Reproduce the listing below word for word, leaving out the pictures.
-- Start Working data --
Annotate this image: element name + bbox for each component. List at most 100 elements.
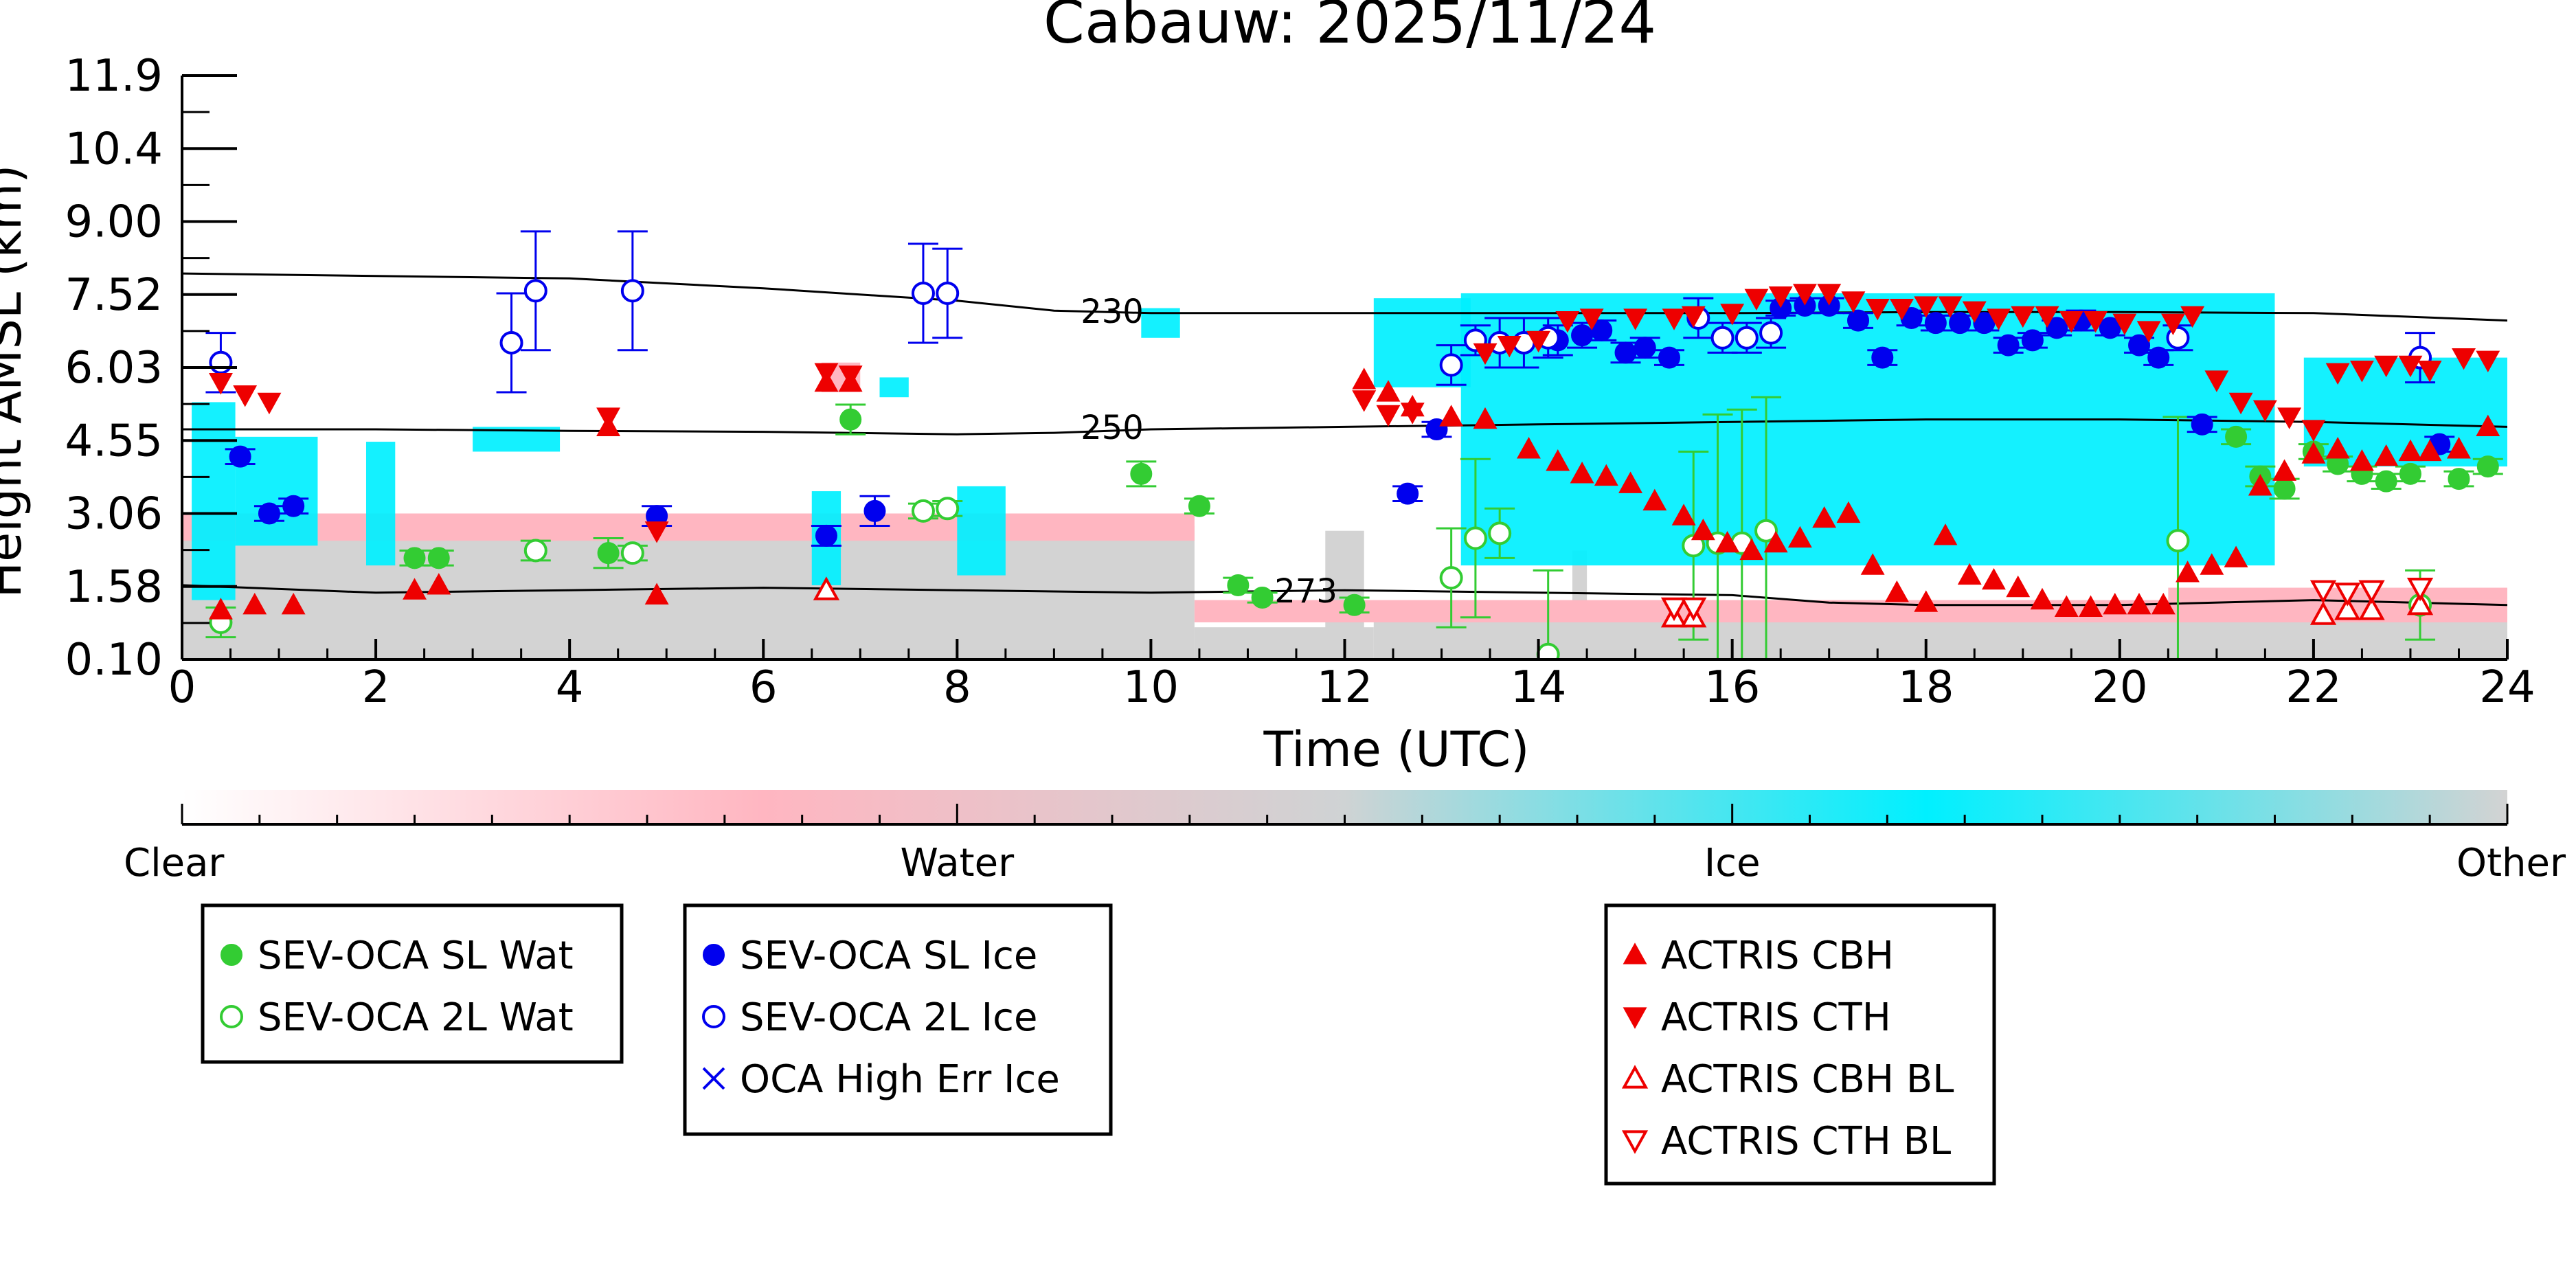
legend-frame xyxy=(683,903,1113,1136)
marker-dot xyxy=(703,944,725,966)
marker-triangle-up xyxy=(1376,380,1401,402)
marker-triangle-down xyxy=(1623,308,1648,330)
marker-triangle-down xyxy=(2180,306,2205,328)
marker-triangle-down xyxy=(2358,580,2385,605)
marker-triangle-down xyxy=(1817,284,1842,306)
marker-triangle-down xyxy=(2334,583,2361,607)
marker-ring xyxy=(911,499,935,523)
marker-ring xyxy=(523,539,547,563)
marker-triangle-down xyxy=(257,392,282,415)
marker-ring xyxy=(620,279,644,303)
marker-triangle-down xyxy=(1987,308,2011,330)
marker-dot xyxy=(1130,462,1153,485)
x-tick-label: 6 xyxy=(749,662,778,713)
y-tick-label: 9.00 xyxy=(65,197,163,248)
marker-triangle-up xyxy=(2417,439,2442,462)
marker-triangle-up xyxy=(2127,592,2151,615)
series-actris-cth-bl xyxy=(1660,578,2434,622)
marker-triangle-down xyxy=(2325,363,2350,385)
marker-triangle-up xyxy=(1715,530,1740,553)
marker-triangle-down xyxy=(838,365,863,387)
series-sev-oca-2l-ice xyxy=(205,230,2436,394)
colorbar-label: Water xyxy=(901,841,1015,885)
mask-region-ice xyxy=(365,442,396,566)
legend-box-3: ACTRIS CBH ACTRIS CTH ACTRIS CBH BL ACTRIS … xyxy=(1604,903,1996,1186)
marker-dot xyxy=(1871,346,1894,369)
mask-region-water xyxy=(182,513,1195,541)
marker-triangle-up xyxy=(1836,501,1861,523)
y-tick-label: 3.06 xyxy=(65,489,163,540)
legend-entry-label: ACTRIS CTH BL xyxy=(1661,1119,1951,1164)
legend: SEV-OCA SL Wat SEV-OCA 2L Wat SEV-OCA SL I… xyxy=(201,903,1996,1186)
marker-triangle-up xyxy=(2151,592,2176,615)
x-tick-label: 24 xyxy=(2479,662,2535,713)
marker-triangle-up xyxy=(813,576,840,600)
marker-triangle-down xyxy=(1662,308,1686,330)
marker-triangle-down xyxy=(1621,1130,1649,1154)
data-series-layer xyxy=(205,230,2503,659)
marker-dot xyxy=(2046,317,2068,339)
marker-triangle-down xyxy=(209,373,233,395)
marker-triangle-down xyxy=(1660,597,1688,622)
y-tick-label: 1.58 xyxy=(65,562,163,613)
marker-triangle-up xyxy=(1981,567,2006,590)
marker-triangle-down xyxy=(1865,299,1890,321)
marker-triangle-down xyxy=(2350,361,2374,383)
marker-triangle-up xyxy=(2350,449,2374,471)
legend-entry-label: SEV-OCA SL Wat xyxy=(258,934,574,978)
marker-ring xyxy=(936,281,960,305)
marker-triangle-up xyxy=(2054,595,2079,617)
marker-triangle-up xyxy=(403,578,427,600)
marker-dot xyxy=(2021,329,2044,352)
marker-triangle-down xyxy=(2204,370,2229,392)
marker-triangle-down xyxy=(1914,296,1939,318)
isotherm-label-273: 273 xyxy=(1274,572,1337,611)
marker-triangle-down xyxy=(1497,336,1522,358)
marker-ring xyxy=(1735,326,1759,350)
marker-dot xyxy=(1973,312,1996,335)
marker-dot xyxy=(1658,346,1680,369)
marker-ring xyxy=(620,541,644,565)
colorbar-label: Other xyxy=(2456,841,2566,885)
marker-triangle-up xyxy=(644,583,669,605)
legend-entry-label: SEV-OCA SL Ice xyxy=(740,934,1037,978)
marker-triangle-down xyxy=(1400,403,1425,425)
marker-triangle-up xyxy=(2200,553,2224,575)
marker-triangle-up xyxy=(1860,553,1885,575)
marker-ring xyxy=(702,1005,725,1028)
mask-region-water xyxy=(2168,587,2507,600)
colorbar: Clear Water Ice Other xyxy=(124,790,2566,885)
marker-dot xyxy=(2225,425,2248,448)
marker-triangle-down xyxy=(1889,299,1914,321)
marker-triangle-down xyxy=(2035,306,2059,328)
marker-ring xyxy=(1682,534,1706,558)
marker-dot xyxy=(2099,317,2121,339)
marker-triangle-up xyxy=(2398,439,2423,462)
marker-dot xyxy=(863,499,886,522)
marker-triangle-up xyxy=(281,592,306,615)
marker-triangle-down xyxy=(2452,348,2476,370)
marker-dot xyxy=(1614,341,1637,364)
marker-triangle-up xyxy=(1594,464,1618,486)
marker-triangle-down xyxy=(596,407,620,429)
y-tick-label: 6.03 xyxy=(65,343,163,394)
marker-triangle-up xyxy=(427,573,451,595)
marker-dot xyxy=(1847,309,1870,332)
y-tick-label: 0.10 xyxy=(65,635,163,686)
marker-dot xyxy=(839,408,862,431)
marker-triangle-down xyxy=(2083,311,2108,333)
y-tick-label: 4.55 xyxy=(65,416,163,466)
marker-triangle-up xyxy=(2301,442,2326,464)
series-actris-cth xyxy=(209,284,2500,543)
marker-dot xyxy=(1188,495,1210,517)
marker-ring xyxy=(1463,526,1487,550)
legend-entry-label: OCA High Err Ice xyxy=(740,1057,1060,1102)
marker-ring xyxy=(2166,529,2190,553)
marker-cross-stroke xyxy=(702,1067,725,1090)
marker-triangle-up xyxy=(1691,518,1715,541)
marker-triangle-up xyxy=(1933,523,1958,545)
marker-triangle-up xyxy=(1671,504,1696,526)
mask-region-ice xyxy=(192,402,236,600)
x-tick-label: 16 xyxy=(1704,662,1760,713)
marker-triangle-down xyxy=(2374,355,2399,378)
-- End Working data --
→ Task solution:
Annotate this image: element name + bbox for each component. List at most 100 elements.
legend-frame xyxy=(683,903,1113,1136)
marker-dot xyxy=(703,944,725,966)
marker-triangle-up xyxy=(1376,380,1401,402)
marker-triangle-down xyxy=(1623,308,1648,330)
marker-triangle-down xyxy=(2180,306,2205,328)
marker-triangle-down xyxy=(2358,580,2385,605)
marker-triangle-down xyxy=(1817,284,1842,306)
marker-triangle-down xyxy=(2334,583,2361,607)
marker-ring xyxy=(911,499,935,523)
marker-ring xyxy=(523,539,547,563)
marker-triangle-down xyxy=(257,392,282,415)
marker-ring xyxy=(620,279,644,303)
marker-triangle-down xyxy=(1987,308,2011,330)
marker-dot xyxy=(1130,462,1153,485)
x-tick-label: 6 xyxy=(749,662,778,713)
y-tick-label: 9.00 xyxy=(65,197,163,248)
marker-triangle-up xyxy=(2417,439,2442,462)
marker-triangle-up xyxy=(2127,592,2151,615)
series-actris-cth-bl xyxy=(1660,578,2434,622)
marker-triangle-down xyxy=(2325,363,2350,385)
marker-triangle-up xyxy=(1715,530,1740,553)
marker-triangle-down xyxy=(838,365,863,387)
series-sev-oca-2l-ice xyxy=(205,230,2436,394)
colorbar-label: Water xyxy=(901,841,1015,885)
mask-region-ice xyxy=(365,442,396,566)
legend-box-3: ACTRIS CBH ACTRIS CTH ACTRIS CBH BL ACTRIS … xyxy=(1604,903,1996,1186)
marker-dot xyxy=(1871,346,1894,369)
mask-region-water xyxy=(182,513,1195,541)
marker-triangle-up xyxy=(1836,501,1861,523)
y-tick-label: 3.06 xyxy=(65,489,163,540)
legend-entry-label: ACTRIS CTH BL xyxy=(1661,1119,1951,1164)
legend: SEV-OCA SL Wat SEV-OCA 2L Wat SEV-OCA SL I… xyxy=(201,903,1996,1186)
marker-triangle-up xyxy=(2151,592,2176,615)
x-tick-label: 24 xyxy=(2479,662,2535,713)
marker-triangle-up xyxy=(813,576,840,600)
marker-triangle-down xyxy=(1662,308,1686,330)
marker-triangle-down xyxy=(1621,1130,1649,1154)
data-series-layer xyxy=(205,230,2503,659)
marker-dot xyxy=(2046,317,2068,339)
marker-triangle-down xyxy=(209,373,233,395)
marker-triangle-down xyxy=(1660,597,1688,622)
y-tick-label: 1.58 xyxy=(65,562,163,613)
marker-triangle-up xyxy=(1981,567,2006,590)
marker-triangle-down xyxy=(1865,299,1890,321)
marker-triangle-down xyxy=(2350,361,2374,383)
marker-triangle-up xyxy=(2350,449,2374,471)
legend-entry-label: SEV-OCA SL Wat xyxy=(258,934,574,978)
marker-ring xyxy=(936,281,960,305)
marker-triangle-up xyxy=(2054,595,2079,617)
marker-triangle-up xyxy=(403,578,427,600)
marker-dot xyxy=(2021,329,2044,352)
marker-triangle-down xyxy=(2204,370,2229,392)
marker-triangle-down xyxy=(1914,296,1939,318)
isotherm-label-273: 273 xyxy=(1274,572,1337,611)
marker-triangle-down xyxy=(1497,336,1522,358)
marker-ring xyxy=(1735,326,1759,350)
marker-dot xyxy=(1973,312,1996,335)
marker-dot xyxy=(1658,346,1680,369)
marker-ring xyxy=(620,541,644,565)
colorbar-label: Other xyxy=(2456,841,2566,885)
marker-triangle-up xyxy=(644,583,669,605)
legend-entry-label: SEV-OCA SL Ice xyxy=(740,934,1037,978)
marker-triangle-down xyxy=(1400,403,1425,425)
marker-triangle-up xyxy=(2200,553,2224,575)
marker-triangle-up xyxy=(1860,553,1885,575)
marker-ring xyxy=(702,1005,725,1028)
mask-region-water xyxy=(2168,587,2507,600)
colorbar: Clear Water Ice Other xyxy=(124,790,2566,885)
marker-dot xyxy=(2225,425,2248,448)
marker-triangle-down xyxy=(1889,299,1914,321)
marker-triangle-down xyxy=(2035,306,2059,328)
marker-ring xyxy=(1682,534,1706,558)
marker-dot xyxy=(2099,317,2121,339)
marker-triangle-up xyxy=(2398,439,2423,462)
marker-dot xyxy=(863,499,886,522)
marker-triangle-up xyxy=(281,592,306,615)
marker-triangle-down xyxy=(2452,348,2476,370)
marker-dot xyxy=(1614,341,1637,364)
marker-triangle-up xyxy=(1594,464,1618,486)
marker-triangle-down xyxy=(596,407,620,429)
y-tick-label: 6.03 xyxy=(65,343,163,394)
marker-triangle-up xyxy=(427,573,451,595)
marker-dot xyxy=(1847,309,1870,332)
y-tick-label: 0.10 xyxy=(65,635,163,686)
marker-dot xyxy=(839,408,862,431)
marker-triangle-down xyxy=(2083,311,2108,333)
y-tick-label: 4.55 xyxy=(65,416,163,466)
marker-triangle-up xyxy=(2301,442,2326,464)
series-actris-cth xyxy=(209,284,2500,543)
marker-dot xyxy=(1188,495,1210,517)
marker-ring xyxy=(1463,526,1487,550)
legend-entry-label: OCA High Err Ice xyxy=(740,1057,1060,1102)
marker-ring xyxy=(2166,529,2190,553)
marker-cross-stroke xyxy=(702,1067,725,1090)
marker-triangle-up xyxy=(1691,518,1715,541)
marker-triangle-up xyxy=(1933,523,1958,545)
marker-triangle-up xyxy=(1671,504,1696,526)
mask-region-ice xyxy=(192,402,236,600)
x-tick-label: 16 xyxy=(1704,662,1760,713)
marker-triangle-down xyxy=(2374,355,2399,378)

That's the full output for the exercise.